start Data excerpts

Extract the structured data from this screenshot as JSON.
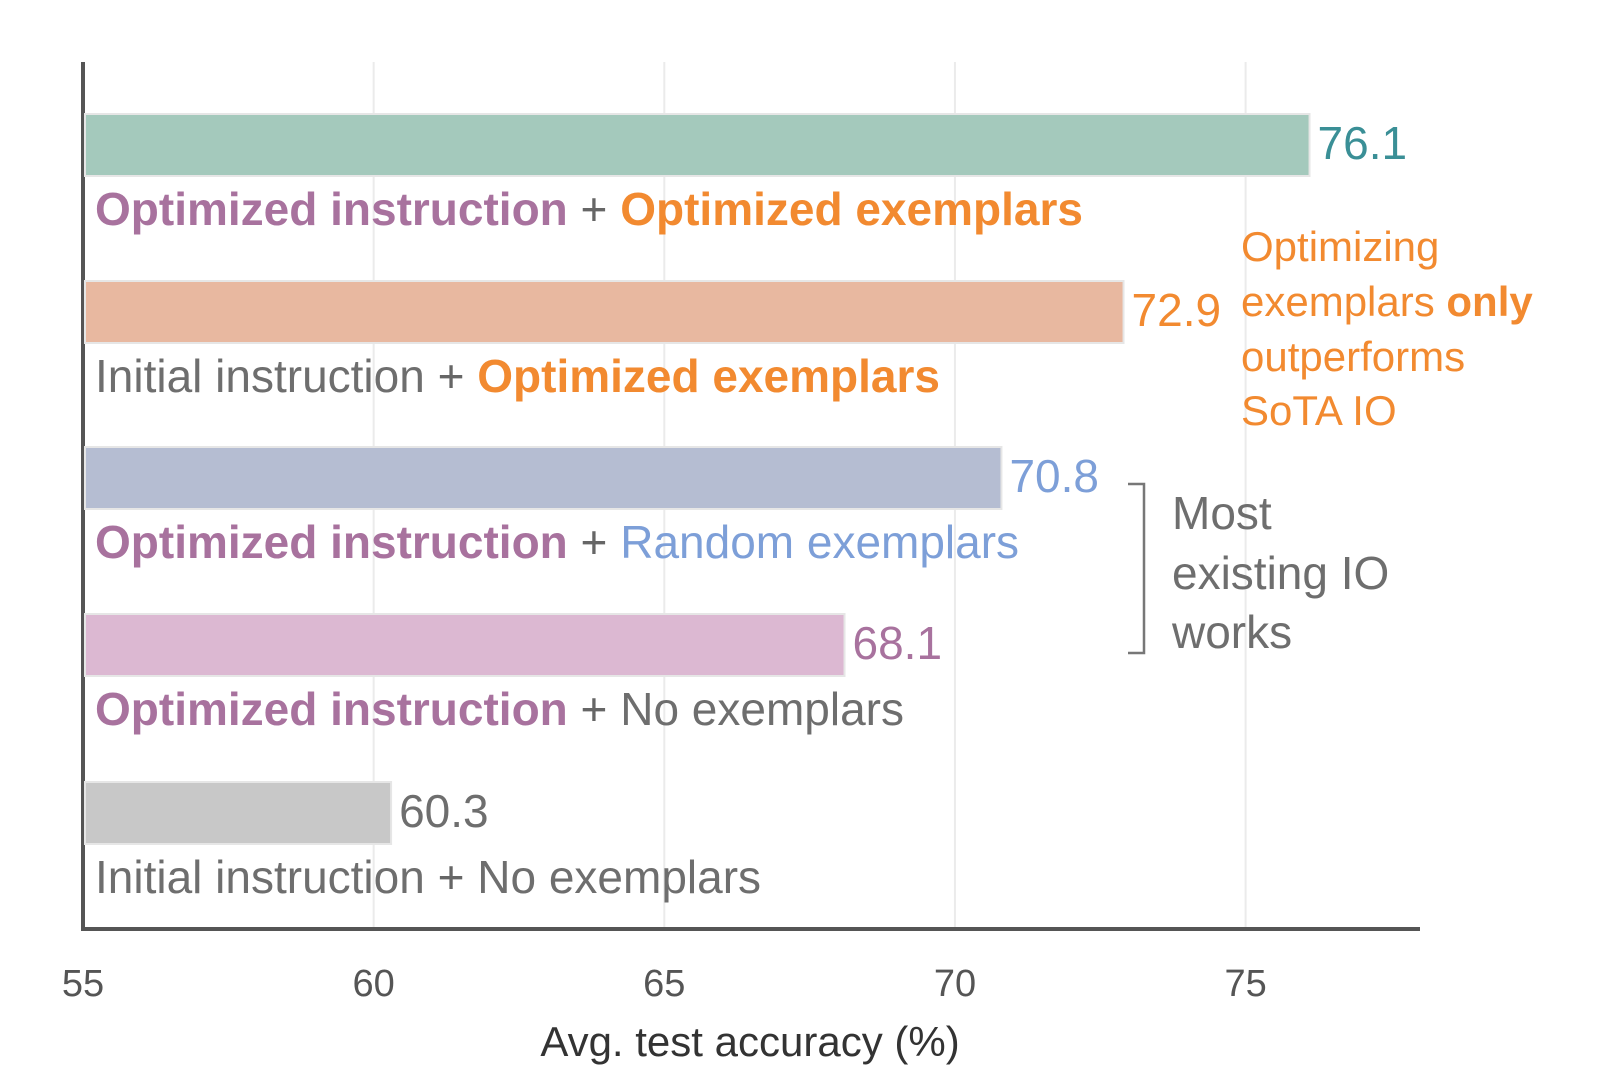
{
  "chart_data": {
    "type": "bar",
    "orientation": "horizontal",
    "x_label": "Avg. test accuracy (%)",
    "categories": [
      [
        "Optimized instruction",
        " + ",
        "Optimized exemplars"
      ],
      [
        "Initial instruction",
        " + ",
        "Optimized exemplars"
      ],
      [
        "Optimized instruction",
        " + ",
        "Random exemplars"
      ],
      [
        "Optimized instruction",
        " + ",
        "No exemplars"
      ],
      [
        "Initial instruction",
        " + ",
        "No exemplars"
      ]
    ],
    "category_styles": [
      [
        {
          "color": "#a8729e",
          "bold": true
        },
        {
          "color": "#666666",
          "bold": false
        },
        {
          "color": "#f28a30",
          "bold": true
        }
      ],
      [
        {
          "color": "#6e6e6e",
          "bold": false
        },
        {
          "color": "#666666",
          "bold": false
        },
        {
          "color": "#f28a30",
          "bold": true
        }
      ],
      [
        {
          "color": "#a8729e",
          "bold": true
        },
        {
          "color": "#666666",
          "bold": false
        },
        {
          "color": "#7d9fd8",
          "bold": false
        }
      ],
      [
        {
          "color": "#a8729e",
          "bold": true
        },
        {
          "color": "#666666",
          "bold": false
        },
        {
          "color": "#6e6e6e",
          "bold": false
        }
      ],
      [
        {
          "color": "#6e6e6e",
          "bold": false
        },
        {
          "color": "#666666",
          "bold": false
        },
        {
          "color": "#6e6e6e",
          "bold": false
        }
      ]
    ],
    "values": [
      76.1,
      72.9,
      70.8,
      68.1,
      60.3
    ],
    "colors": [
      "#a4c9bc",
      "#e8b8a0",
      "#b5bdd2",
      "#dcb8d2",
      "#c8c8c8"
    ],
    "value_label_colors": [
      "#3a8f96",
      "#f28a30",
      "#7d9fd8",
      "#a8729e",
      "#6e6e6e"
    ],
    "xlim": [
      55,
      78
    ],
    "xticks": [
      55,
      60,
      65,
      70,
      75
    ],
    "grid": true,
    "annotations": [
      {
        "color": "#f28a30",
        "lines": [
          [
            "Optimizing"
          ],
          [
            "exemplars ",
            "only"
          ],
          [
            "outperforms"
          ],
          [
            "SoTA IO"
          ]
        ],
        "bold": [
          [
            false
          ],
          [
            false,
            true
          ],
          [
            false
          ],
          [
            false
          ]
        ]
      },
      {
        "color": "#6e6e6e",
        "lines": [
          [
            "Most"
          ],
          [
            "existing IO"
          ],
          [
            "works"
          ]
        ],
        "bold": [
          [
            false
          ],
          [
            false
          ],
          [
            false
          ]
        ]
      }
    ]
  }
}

end Data excerpts

#### [What to work on]
Leave the pictures out, and print every line of the listing exactly as written.

#### [Response for this exercise]
Extract the structured data from this screenshot as JSON.
{
  "chart_data": {
    "type": "bar",
    "orientation": "horizontal",
    "x_label": "Avg. test accuracy (%)",
    "categories": [
      [
        "Optimized instruction",
        " + ",
        "Optimized exemplars"
      ],
      [
        "Initial instruction",
        " + ",
        "Optimized exemplars"
      ],
      [
        "Optimized instruction",
        " + ",
        "Random exemplars"
      ],
      [
        "Optimized instruction",
        " + ",
        "No exemplars"
      ],
      [
        "Initial instruction",
        " + ",
        "No exemplars"
      ]
    ],
    "category_styles": [
      [
        {
          "color": "#a8729e",
          "bold": true
        },
        {
          "color": "#666666",
          "bold": false
        },
        {
          "color": "#f28a30",
          "bold": true
        }
      ],
      [
        {
          "color": "#6e6e6e",
          "bold": false
        },
        {
          "color": "#666666",
          "bold": false
        },
        {
          "color": "#f28a30",
          "bold": true
        }
      ],
      [
        {
          "color": "#a8729e",
          "bold": true
        },
        {
          "color": "#666666",
          "bold": false
        },
        {
          "color": "#7d9fd8",
          "bold": false
        }
      ],
      [
        {
          "color": "#a8729e",
          "bold": true
        },
        {
          "color": "#666666",
          "bold": false
        },
        {
          "color": "#6e6e6e",
          "bold": false
        }
      ],
      [
        {
          "color": "#6e6e6e",
          "bold": false
        },
        {
          "color": "#666666",
          "bold": false
        },
        {
          "color": "#6e6e6e",
          "bold": false
        }
      ]
    ],
    "values": [
      76.1,
      72.9,
      70.8,
      68.1,
      60.3
    ],
    "colors": [
      "#a4c9bc",
      "#e8b8a0",
      "#b5bdd2",
      "#dcb8d2",
      "#c8c8c8"
    ],
    "value_label_colors": [
      "#3a8f96",
      "#f28a30",
      "#7d9fd8",
      "#a8729e",
      "#6e6e6e"
    ],
    "xlim": [
      55,
      78
    ],
    "xticks": [
      55,
      60,
      65,
      70,
      75
    ],
    "grid": true,
    "annotations": [
      {
        "color": "#f28a30",
        "lines": [
          [
            "Optimizing"
          ],
          [
            "exemplars ",
            "only"
          ],
          [
            "outperforms"
          ],
          [
            "SoTA IO"
          ]
        ],
        "bold": [
          [
            false
          ],
          [
            false,
            true
          ],
          [
            false
          ],
          [
            false
          ]
        ]
      },
      {
        "color": "#6e6e6e",
        "lines": [
          [
            "Most"
          ],
          [
            "existing IO"
          ],
          [
            "works"
          ]
        ],
        "bold": [
          [
            false
          ],
          [
            false
          ],
          [
            false
          ]
        ]
      }
    ]
  }
}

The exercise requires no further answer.